_AIM:_
Copy all of the material exactly. Pictures are not to appear in the copy.

_LISTED RECORDS:_

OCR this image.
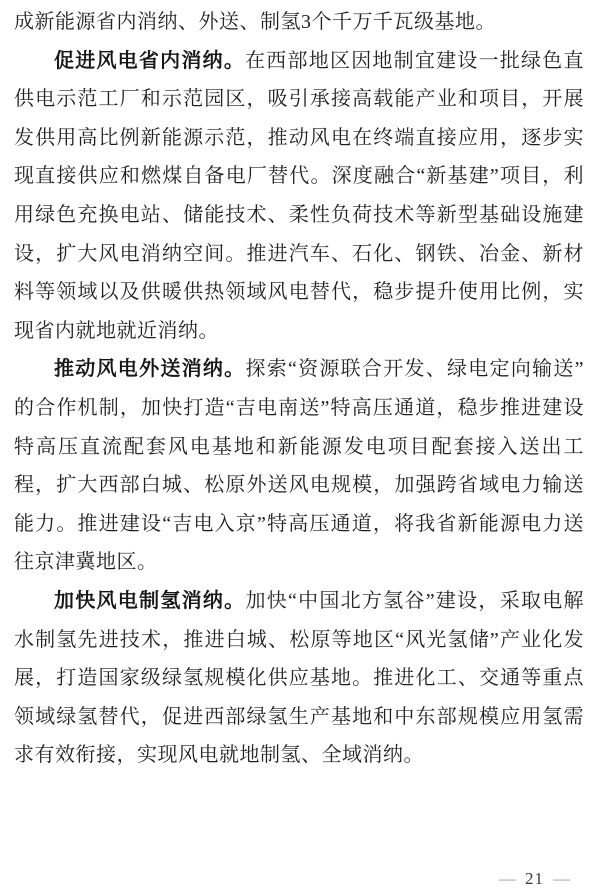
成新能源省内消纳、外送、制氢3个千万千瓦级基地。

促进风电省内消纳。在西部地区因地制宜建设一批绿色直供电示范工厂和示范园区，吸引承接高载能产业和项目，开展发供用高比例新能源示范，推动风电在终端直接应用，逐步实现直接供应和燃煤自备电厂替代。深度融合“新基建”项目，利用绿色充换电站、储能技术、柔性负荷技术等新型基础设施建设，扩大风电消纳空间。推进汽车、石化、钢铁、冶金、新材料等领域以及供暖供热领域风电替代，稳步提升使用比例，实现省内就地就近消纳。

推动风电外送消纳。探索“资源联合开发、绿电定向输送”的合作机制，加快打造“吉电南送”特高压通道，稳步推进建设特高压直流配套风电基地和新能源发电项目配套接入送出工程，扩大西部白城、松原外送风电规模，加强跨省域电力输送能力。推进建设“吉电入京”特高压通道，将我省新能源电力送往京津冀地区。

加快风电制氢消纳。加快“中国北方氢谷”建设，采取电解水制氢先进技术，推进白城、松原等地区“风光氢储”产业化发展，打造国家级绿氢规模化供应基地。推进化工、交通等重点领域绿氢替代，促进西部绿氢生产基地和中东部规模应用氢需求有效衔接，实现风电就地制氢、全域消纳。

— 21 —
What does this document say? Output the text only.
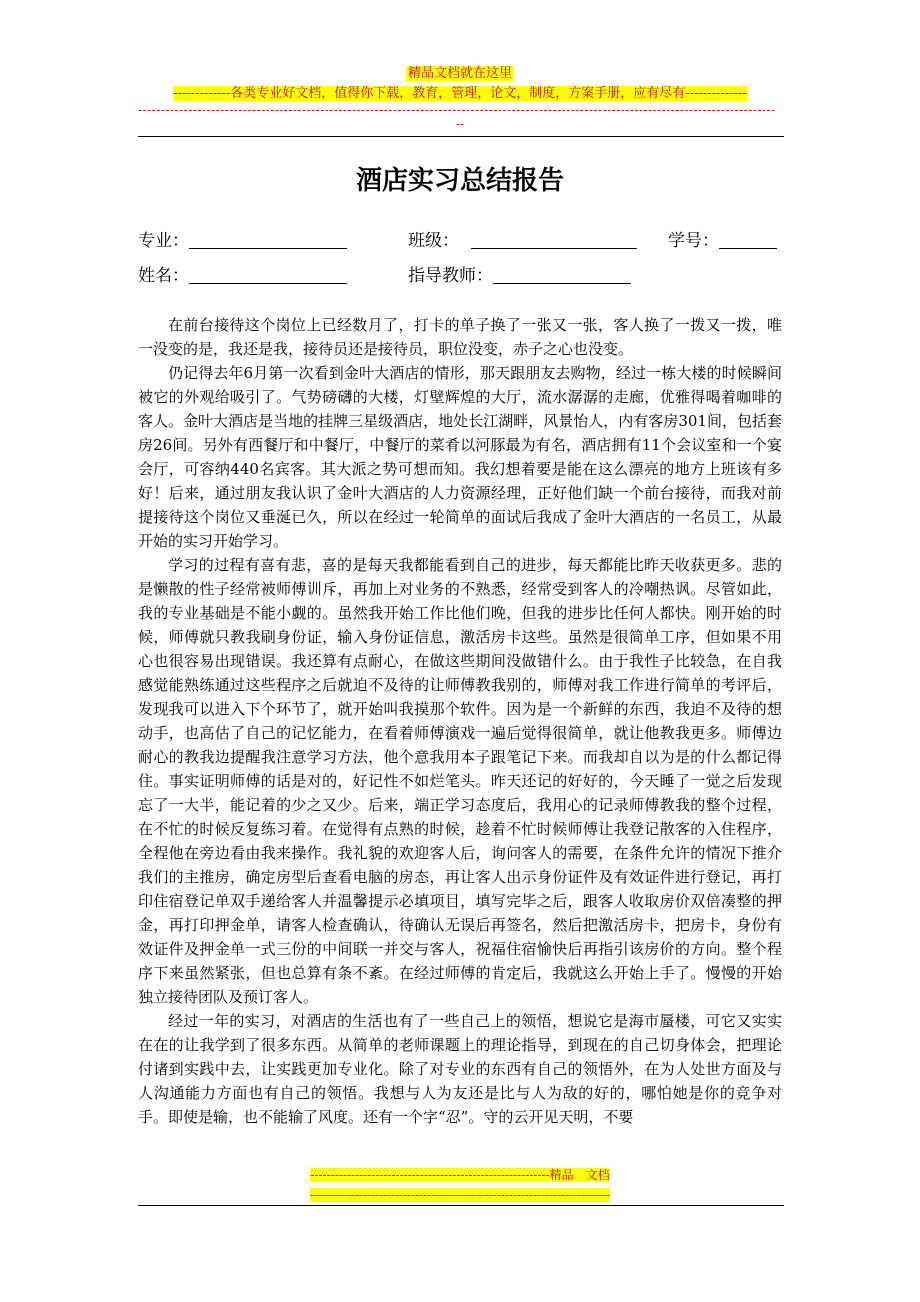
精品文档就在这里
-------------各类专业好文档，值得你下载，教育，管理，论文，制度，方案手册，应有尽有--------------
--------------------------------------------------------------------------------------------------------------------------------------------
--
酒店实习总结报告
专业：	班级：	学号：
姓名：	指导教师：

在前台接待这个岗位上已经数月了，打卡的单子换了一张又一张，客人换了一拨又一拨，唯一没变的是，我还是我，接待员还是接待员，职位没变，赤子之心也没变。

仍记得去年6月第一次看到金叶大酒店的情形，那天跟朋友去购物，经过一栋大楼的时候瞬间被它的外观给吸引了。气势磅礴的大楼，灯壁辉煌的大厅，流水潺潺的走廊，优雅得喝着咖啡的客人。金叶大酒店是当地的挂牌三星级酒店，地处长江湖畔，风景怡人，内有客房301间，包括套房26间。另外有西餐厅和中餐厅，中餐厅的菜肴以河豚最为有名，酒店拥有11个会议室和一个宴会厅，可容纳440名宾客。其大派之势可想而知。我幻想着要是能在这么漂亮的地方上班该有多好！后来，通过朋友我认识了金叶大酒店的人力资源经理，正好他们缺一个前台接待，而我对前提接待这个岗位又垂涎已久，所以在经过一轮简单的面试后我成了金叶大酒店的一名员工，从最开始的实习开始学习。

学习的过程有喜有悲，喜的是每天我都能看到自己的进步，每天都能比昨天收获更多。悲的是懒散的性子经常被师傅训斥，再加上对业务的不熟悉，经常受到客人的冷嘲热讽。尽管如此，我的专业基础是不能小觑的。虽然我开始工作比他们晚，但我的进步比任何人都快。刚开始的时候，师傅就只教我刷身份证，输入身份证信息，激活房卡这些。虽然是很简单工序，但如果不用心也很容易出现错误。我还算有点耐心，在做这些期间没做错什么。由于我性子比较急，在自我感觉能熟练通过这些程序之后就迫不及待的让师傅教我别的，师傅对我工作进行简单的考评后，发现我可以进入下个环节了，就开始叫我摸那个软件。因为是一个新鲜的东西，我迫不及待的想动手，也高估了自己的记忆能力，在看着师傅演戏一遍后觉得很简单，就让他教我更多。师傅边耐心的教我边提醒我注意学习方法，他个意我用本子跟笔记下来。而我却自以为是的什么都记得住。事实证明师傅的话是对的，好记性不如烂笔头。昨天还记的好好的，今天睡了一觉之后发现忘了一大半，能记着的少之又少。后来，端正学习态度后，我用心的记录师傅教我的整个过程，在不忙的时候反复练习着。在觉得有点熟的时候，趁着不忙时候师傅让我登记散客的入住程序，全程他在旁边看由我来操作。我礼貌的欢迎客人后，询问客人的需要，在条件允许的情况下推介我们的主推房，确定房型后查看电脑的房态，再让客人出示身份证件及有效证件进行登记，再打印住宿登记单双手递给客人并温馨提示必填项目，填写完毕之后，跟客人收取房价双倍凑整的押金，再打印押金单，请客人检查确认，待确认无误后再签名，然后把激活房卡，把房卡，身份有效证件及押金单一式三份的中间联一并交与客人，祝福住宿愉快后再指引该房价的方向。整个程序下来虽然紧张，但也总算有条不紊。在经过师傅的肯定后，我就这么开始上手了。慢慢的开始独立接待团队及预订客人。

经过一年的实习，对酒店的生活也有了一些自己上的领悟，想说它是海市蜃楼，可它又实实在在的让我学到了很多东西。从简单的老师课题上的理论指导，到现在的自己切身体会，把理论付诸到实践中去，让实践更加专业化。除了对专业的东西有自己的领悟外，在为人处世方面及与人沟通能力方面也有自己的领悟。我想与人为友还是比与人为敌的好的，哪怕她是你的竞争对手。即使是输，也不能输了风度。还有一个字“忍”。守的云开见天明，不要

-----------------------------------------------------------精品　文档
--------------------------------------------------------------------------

_ANSWER BELOW:_
OCR this image.
成新能源省内消纳、外送、制氢3个千万千瓦级基地。

促进风电省内消纳。在西部地区因地制宜建设一批绿色直供电示范工厂和示范园区，吸引承接高载能产业和项目，开展发供用高比例新能源示范，推动风电在终端直接应用，逐步实现直接供应和燃煤自备电厂替代。深度融合“新基建”项目，利用绿色充换电站、储能技术、柔性负荷技术等新型基础设施建设，扩大风电消纳空间。推进汽车、石化、钢铁、冶金、新材料等领域以及供暖供热领域风电替代，稳步提升使用比例，实现省内就地就近消纳。

推动风电外送消纳。探索“资源联合开发、绿电定向输送”的合作机制，加快打造“吉电南送”特高压通道，稳步推进建设特高压直流配套风电基地和新能源发电项目配套接入送出工程，扩大西部白城、松原外送风电规模，加强跨省域电力输送能力。推进建设“吉电入京”特高压通道，将我省新能源电力送往京津冀地区。

加快风电制氢消纳。加快“中国北方氢谷”建设，采取电解水制氢先进技术，推进白城、松原等地区“风光氢储”产业化发展，打造国家级绿氢规模化供应基地。推进化工、交通等重点领域绿氢替代，促进西部绿氢生产基地和中东部规模应用氢需求有效衔接，实现风电就地制氢、全域消纳。

— 21 —
What does this document say? Output the text only.
精品文档就在这里
-------------各类专业好文档，值得你下载，教育，管理，论文，制度，方案手册，应有尽有--------------
--------------------------------------------------------------------------------------------------------------------------------------------
--
酒店实习总结报告
专业：	班级：	学号：
姓名：	指导教师：

在前台接待这个岗位上已经数月了，打卡的单子换了一张又一张，客人换了一拨又一拨，唯一没变的是，我还是我，接待员还是接待员，职位没变，赤子之心也没变。

仍记得去年6月第一次看到金叶大酒店的情形，那天跟朋友去购物，经过一栋大楼的时候瞬间被它的外观给吸引了。气势磅礴的大楼，灯壁辉煌的大厅，流水潺潺的走廊，优雅得喝着咖啡的客人。金叶大酒店是当地的挂牌三星级酒店，地处长江湖畔，风景怡人，内有客房301间，包括套房26间。另外有西餐厅和中餐厅，中餐厅的菜肴以河豚最为有名，酒店拥有11个会议室和一个宴会厅，可容纳440名宾客。其大派之势可想而知。我幻想着要是能在这么漂亮的地方上班该有多好！后来，通过朋友我认识了金叶大酒店的人力资源经理，正好他们缺一个前台接待，而我对前提接待这个岗位又垂涎已久，所以在经过一轮简单的面试后我成了金叶大酒店的一名员工，从最开始的实习开始学习。

学习的过程有喜有悲，喜的是每天我都能看到自己的进步，每天都能比昨天收获更多。悲的是懒散的性子经常被师傅训斥，再加上对业务的不熟悉，经常受到客人的冷嘲热讽。尽管如此，我的专业基础是不能小觑的。虽然我开始工作比他们晚，但我的进步比任何人都快。刚开始的时候，师傅就只教我刷身份证，输入身份证信息，激活房卡这些。虽然是很简单工序，但如果不用心也很容易出现错误。我还算有点耐心，在做这些期间没做错什么。由于我性子比较急，在自我感觉能熟练通过这些程序之后就迫不及待的让师傅教我别的，师傅对我工作进行简单的考评后，发现我可以进入下个环节了，就开始叫我摸那个软件。因为是一个新鲜的东西，我迫不及待的想动手，也高估了自己的记忆能力，在看着师傅演戏一遍后觉得很简单，就让他教我更多。师傅边耐心的教我边提醒我注意学习方法，他个意我用本子跟笔记下来。而我却自以为是的什么都记得住。事实证明师傅的话是对的，好记性不如烂笔头。昨天还记的好好的，今天睡了一觉之后发现忘了一大半，能记着的少之又少。后来，端正学习态度后，我用心的记录师傅教我的整个过程，在不忙的时候反复练习着。在觉得有点熟的时候，趁着不忙时候师傅让我登记散客的入住程序，全程他在旁边看由我来操作。我礼貌的欢迎客人后，询问客人的需要，在条件允许的情况下推介我们的主推房，确定房型后查看电脑的房态，再让客人出示身份证件及有效证件进行登记，再打印住宿登记单双手递给客人并温馨提示必填项目，填写完毕之后，跟客人收取房价双倍凑整的押金，再打印押金单，请客人检查确认，待确认无误后再签名，然后把激活房卡，把房卡，身份有效证件及押金单一式三份的中间联一并交与客人，祝福住宿愉快后再指引该房价的方向。整个程序下来虽然紧张，但也总算有条不紊。在经过师傅的肯定后，我就这么开始上手了。慢慢的开始独立接待团队及预订客人。

经过一年的实习，对酒店的生活也有了一些自己上的领悟，想说它是海市蜃楼，可它又实实在在的让我学到了很多东西。从简单的老师课题上的理论指导，到现在的自己切身体会，把理论付诸到实践中去，让实践更加专业化。除了对专业的东西有自己的领悟外，在为人处世方面及与人沟通能力方面也有自己的领悟。我想与人为友还是比与人为敌的好的，哪怕她是你的竞争对手。即使是输，也不能输了风度。还有一个字“忍”。守的云开见天明，不要

-----------------------------------------------------------精品　文档
--------------------------------------------------------------------------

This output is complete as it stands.